Give the number of lines in the listing that hold the word "name". Write nothing but that number.
** Start **
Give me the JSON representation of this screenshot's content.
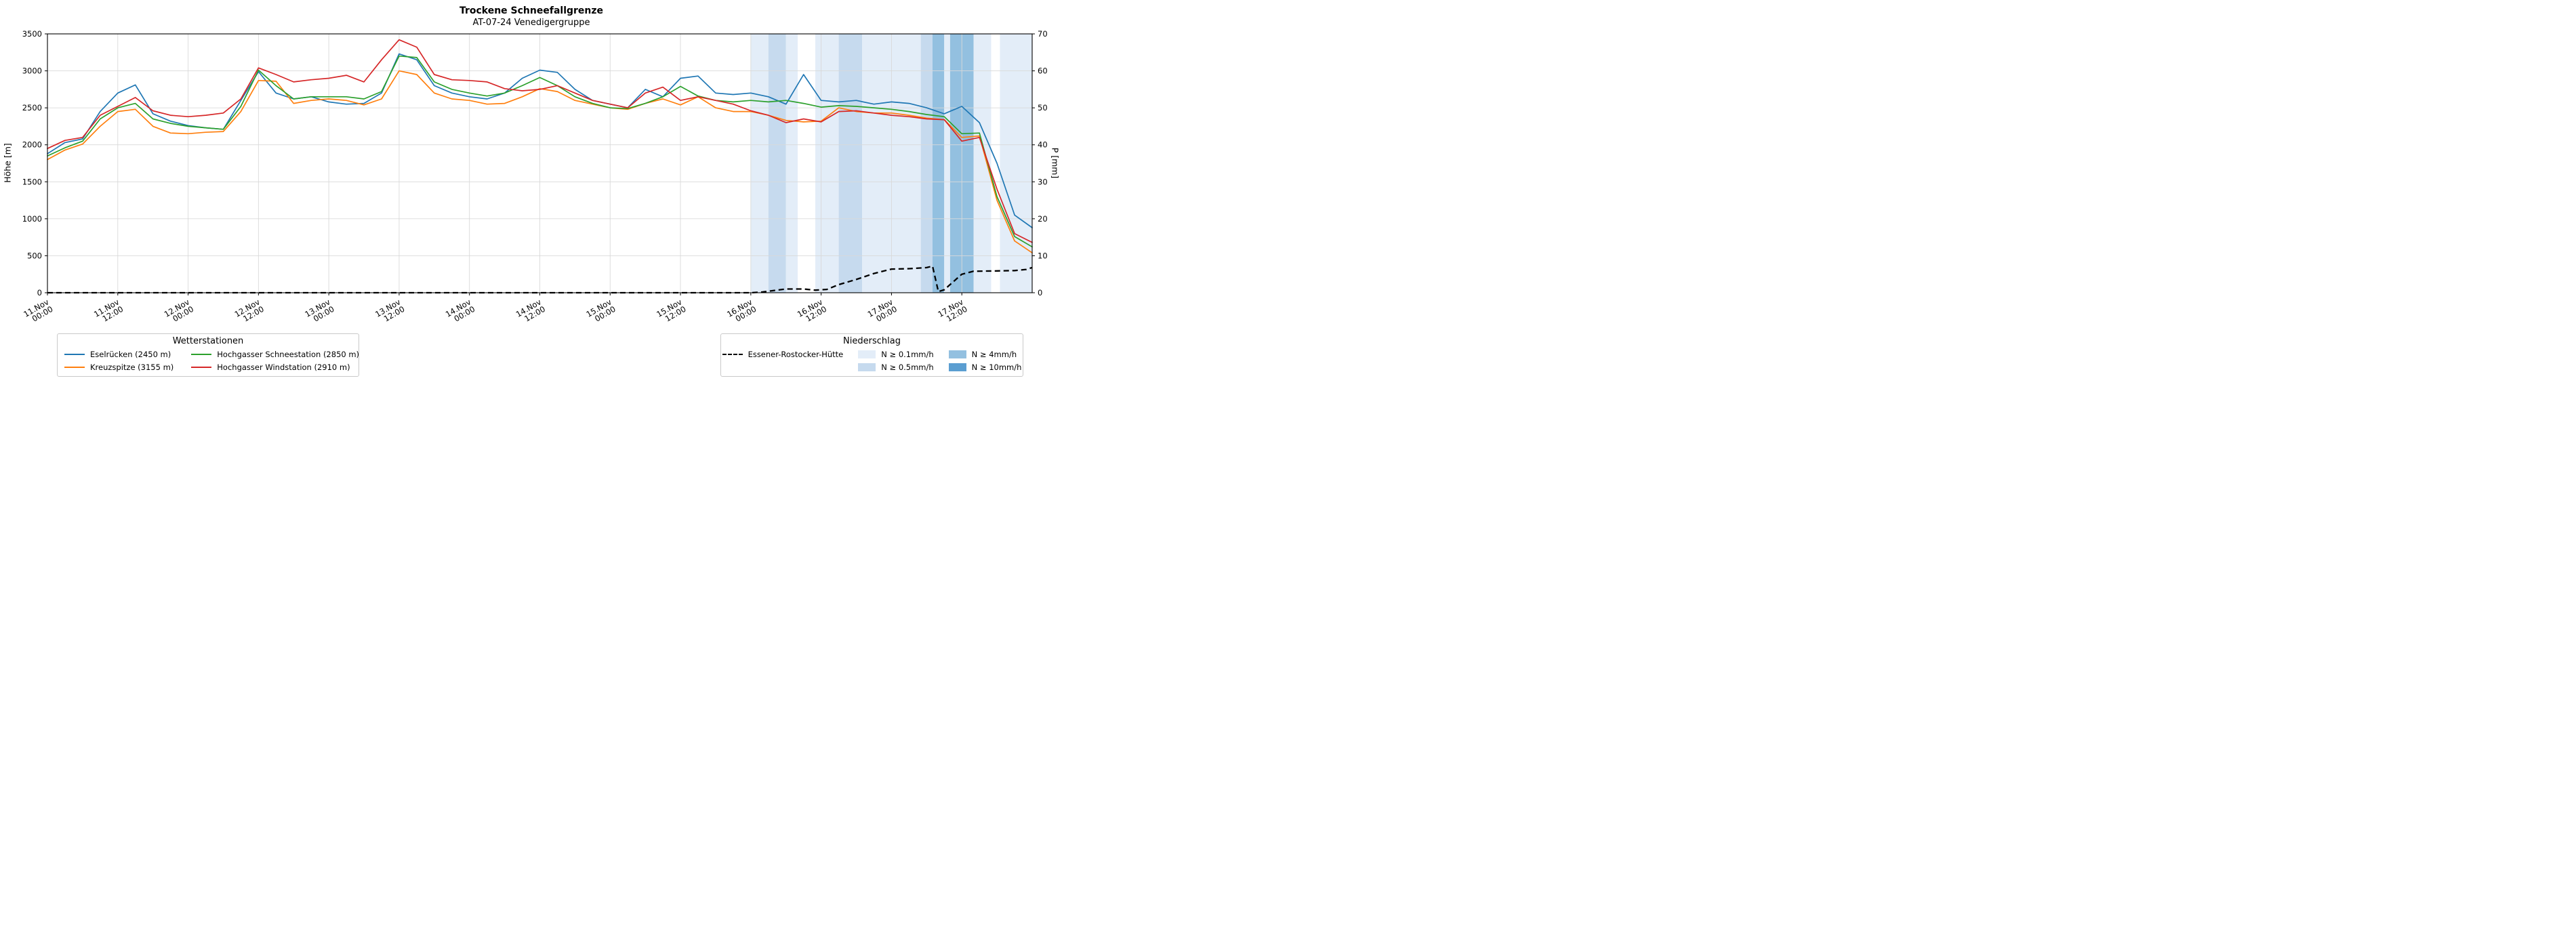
{
  "page": {
    "title": "Trockene Schneefallgrenze",
    "subtitle": "AT-07-24 Venedigergruppe"
  },
  "axes": {
    "ylabel_left": "Höhe [m]",
    "ylabel_right": "P [mm]"
  },
  "legend_stations": {
    "title": "Wetterstationen",
    "items": [
      {
        "label": "Eselrücken (2450 m)",
        "color": "#1f77b4"
      },
      {
        "label": "Kreuzspitze (3155 m)",
        "color": "#ff7f0e"
      },
      {
        "label": "Hochgasser Schneestation (2850 m)",
        "color": "#2ca02c"
      },
      {
        "label": "Hochgasser Windstation (2910 m)",
        "color": "#d62728"
      }
    ]
  },
  "legend_precip": {
    "title": "Niederschlag",
    "line_item": {
      "label": "Essener-Rostocker-Hütte",
      "color": "#000000",
      "dashed": true
    },
    "patch_items": [
      {
        "label": "N ≥ 0.1mm/h",
        "color": "#e3edf8"
      },
      {
        "label": "N ≥ 0.5mm/h",
        "color": "#c6daee"
      },
      {
        "label": "N ≥ 4mm/h",
        "color": "#93c0e0"
      },
      {
        "label": "N ≥ 10mm/h",
        "color": "#5b9ed1"
      }
    ]
  },
  "chart_data": {
    "type": "line",
    "title": "Trockene Schneefallgrenze",
    "subtitle": "AT-07-24 Venedigergruppe",
    "grid": true,
    "x_unit": "hours since 11.Nov 00:00",
    "x_range": [
      0,
      168
    ],
    "ylim_left": [
      0,
      3500
    ],
    "ylim_right": [
      0,
      70
    ],
    "yticks_left": [
      0,
      500,
      1000,
      1500,
      2000,
      2500,
      3000,
      3500
    ],
    "yticks_right": [
      0,
      10,
      20,
      30,
      40,
      50,
      60,
      70
    ],
    "xticks": [
      {
        "hour": 0,
        "line1": "11.Nov",
        "line2": "00:00"
      },
      {
        "hour": 12,
        "line1": "11.Nov",
        "line2": "12:00"
      },
      {
        "hour": 24,
        "line1": "12.Nov",
        "line2": "00:00"
      },
      {
        "hour": 36,
        "line1": "12.Nov",
        "line2": "12:00"
      },
      {
        "hour": 48,
        "line1": "13.Nov",
        "line2": "00:00"
      },
      {
        "hour": 60,
        "line1": "13.Nov",
        "line2": "12:00"
      },
      {
        "hour": 72,
        "line1": "14.Nov",
        "line2": "00:00"
      },
      {
        "hour": 84,
        "line1": "14.Nov",
        "line2": "12:00"
      },
      {
        "hour": 96,
        "line1": "15.Nov",
        "line2": "00:00"
      },
      {
        "hour": 108,
        "line1": "15.Nov",
        "line2": "12:00"
      },
      {
        "hour": 120,
        "line1": "16.Nov",
        "line2": "00:00"
      },
      {
        "hour": 132,
        "line1": "16.Nov",
        "line2": "12:00"
      },
      {
        "hour": 144,
        "line1": "17.Nov",
        "line2": "00:00"
      },
      {
        "hour": 156,
        "line1": "17.Nov",
        "line2": "12:00"
      }
    ],
    "hours": [
      0,
      3,
      6,
      9,
      12,
      15,
      18,
      21,
      24,
      27,
      30,
      33,
      36,
      39,
      42,
      45,
      48,
      51,
      54,
      57,
      60,
      63,
      66,
      69,
      72,
      75,
      78,
      81,
      84,
      87,
      90,
      93,
      96,
      99,
      102,
      105,
      108,
      111,
      114,
      117,
      120,
      123,
      126,
      129,
      132,
      135,
      138,
      141,
      144,
      147,
      150,
      153,
      156,
      159,
      162,
      165,
      168
    ],
    "series": [
      {
        "name": "Eselrücken (2450 m)",
        "color": "#1f77b4",
        "axis": "left",
        "values": [
          1880,
          2030,
          2080,
          2450,
          2700,
          2810,
          2420,
          2320,
          2260,
          2230,
          2210,
          2600,
          2990,
          2700,
          2620,
          2650,
          2580,
          2550,
          2560,
          2700,
          3230,
          3150,
          2800,
          2700,
          2650,
          2620,
          2700,
          2900,
          3010,
          2980,
          2750,
          2600,
          2550,
          2500,
          2750,
          2650,
          2900,
          2930,
          2700,
          2680,
          2700,
          2650,
          2550,
          2950,
          2600,
          2580,
          2600,
          2550,
          2580,
          2560,
          2500,
          2420,
          2520,
          2300,
          1750,
          1050,
          880
        ]
      },
      {
        "name": "Kreuzspitze (3155 m)",
        "color": "#ff7f0e",
        "axis": "left",
        "values": [
          1800,
          1930,
          2010,
          2250,
          2450,
          2480,
          2250,
          2160,
          2150,
          2170,
          2180,
          2450,
          2870,
          2860,
          2560,
          2600,
          2620,
          2600,
          2540,
          2620,
          3000,
          2950,
          2700,
          2620,
          2600,
          2550,
          2560,
          2650,
          2760,
          2720,
          2600,
          2550,
          2500,
          2480,
          2560,
          2620,
          2540,
          2650,
          2500,
          2450,
          2450,
          2400,
          2330,
          2310,
          2320,
          2500,
          2450,
          2430,
          2430,
          2400,
          2360,
          2340,
          2100,
          2120,
          1250,
          700,
          540
        ]
      },
      {
        "name": "Hochgasser Schneestation (2850 m)",
        "color": "#2ca02c",
        "axis": "left",
        "values": [
          1850,
          1960,
          2050,
          2350,
          2500,
          2560,
          2350,
          2290,
          2250,
          2230,
          2210,
          2520,
          3010,
          2800,
          2620,
          2650,
          2650,
          2650,
          2620,
          2720,
          3200,
          3180,
          2850,
          2750,
          2700,
          2660,
          2700,
          2800,
          2910,
          2800,
          2650,
          2560,
          2500,
          2490,
          2560,
          2650,
          2790,
          2660,
          2600,
          2580,
          2600,
          2580,
          2600,
          2560,
          2510,
          2530,
          2520,
          2500,
          2480,
          2450,
          2410,
          2380,
          2150,
          2160,
          1300,
          760,
          620
        ]
      },
      {
        "name": "Hochgasser Windstation (2910 m)",
        "color": "#d62728",
        "axis": "left",
        "values": [
          1950,
          2060,
          2100,
          2400,
          2520,
          2640,
          2460,
          2400,
          2380,
          2400,
          2430,
          2620,
          3040,
          2950,
          2850,
          2880,
          2900,
          2940,
          2850,
          3150,
          3420,
          3320,
          2950,
          2880,
          2870,
          2850,
          2760,
          2730,
          2750,
          2800,
          2700,
          2600,
          2550,
          2500,
          2700,
          2780,
          2600,
          2650,
          2600,
          2550,
          2460,
          2400,
          2300,
          2350,
          2310,
          2450,
          2460,
          2430,
          2400,
          2380,
          2350,
          2340,
          2050,
          2100,
          1400,
          800,
          680
        ]
      }
    ],
    "precip_line": {
      "name": "Essener-Rostocker-Hütte",
      "color": "#000000",
      "axis": "right",
      "dashed": true,
      "x": [
        0,
        96,
        114,
        118,
        120,
        122,
        124,
        126,
        129,
        131,
        133,
        135,
        138,
        141,
        144,
        147,
        150,
        151,
        152,
        153,
        156,
        158,
        162,
        165,
        167,
        168
      ],
      "values": [
        0,
        0,
        0,
        0,
        0,
        0.2,
        0.6,
        1.0,
        1.0,
        0.7,
        0.9,
        2.2,
        3.6,
        5.2,
        6.4,
        6.5,
        6.8,
        7.2,
        0.3,
        0.8,
        5.0,
        5.8,
        5.9,
        6.0,
        6.3,
        6.8
      ]
    },
    "precip_bands": [
      {
        "start": 120,
        "end": 123,
        "level": 1
      },
      {
        "start": 123,
        "end": 126,
        "level": 2
      },
      {
        "start": 126,
        "end": 128,
        "level": 1
      },
      {
        "start": 131,
        "end": 135,
        "level": 1
      },
      {
        "start": 135,
        "end": 139,
        "level": 2
      },
      {
        "start": 139,
        "end": 149,
        "level": 1
      },
      {
        "start": 149,
        "end": 151,
        "level": 2
      },
      {
        "start": 151,
        "end": 153,
        "level": 3
      },
      {
        "start": 153,
        "end": 154,
        "level": 1
      },
      {
        "start": 154,
        "end": 158,
        "level": 3
      },
      {
        "start": 158,
        "end": 161,
        "level": 1
      },
      {
        "start": 162.5,
        "end": 168,
        "level": 1
      }
    ],
    "band_levels": [
      "N ≥ 0.1mm/h",
      "N ≥ 0.5mm/h",
      "N ≥ 4mm/h",
      "N ≥ 10mm/h"
    ],
    "band_colors": [
      "#e3edf8",
      "#c6daee",
      "#93c0e0",
      "#5b9ed1"
    ]
  }
}
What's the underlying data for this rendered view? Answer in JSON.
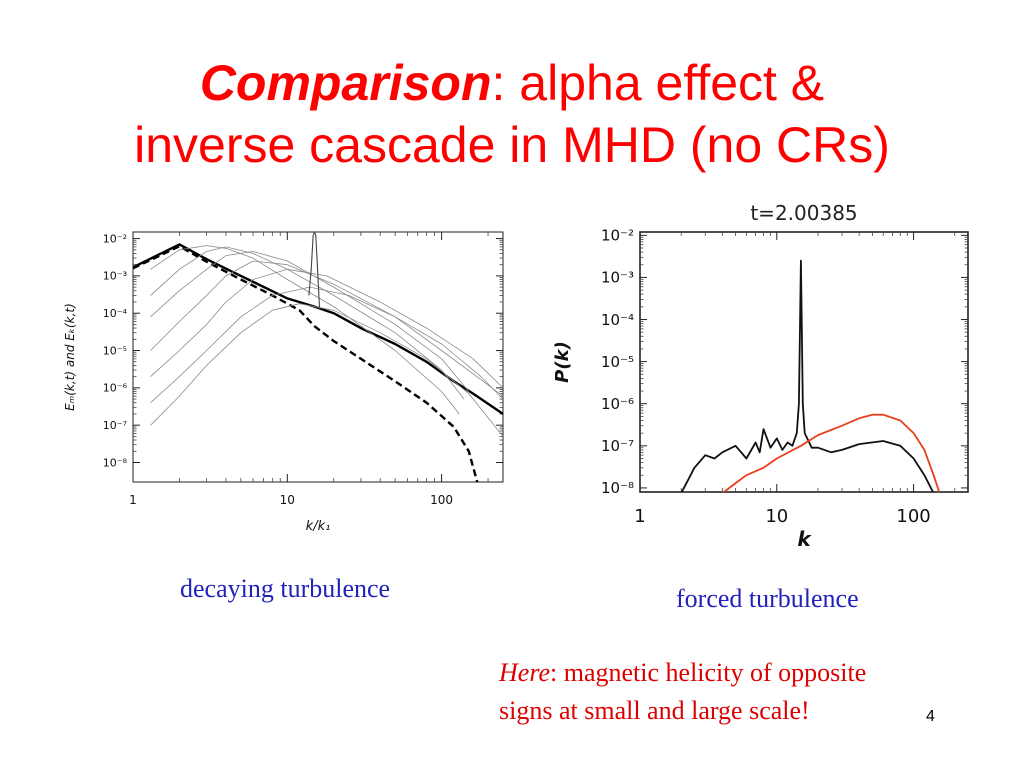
** End **
### Complete answer
5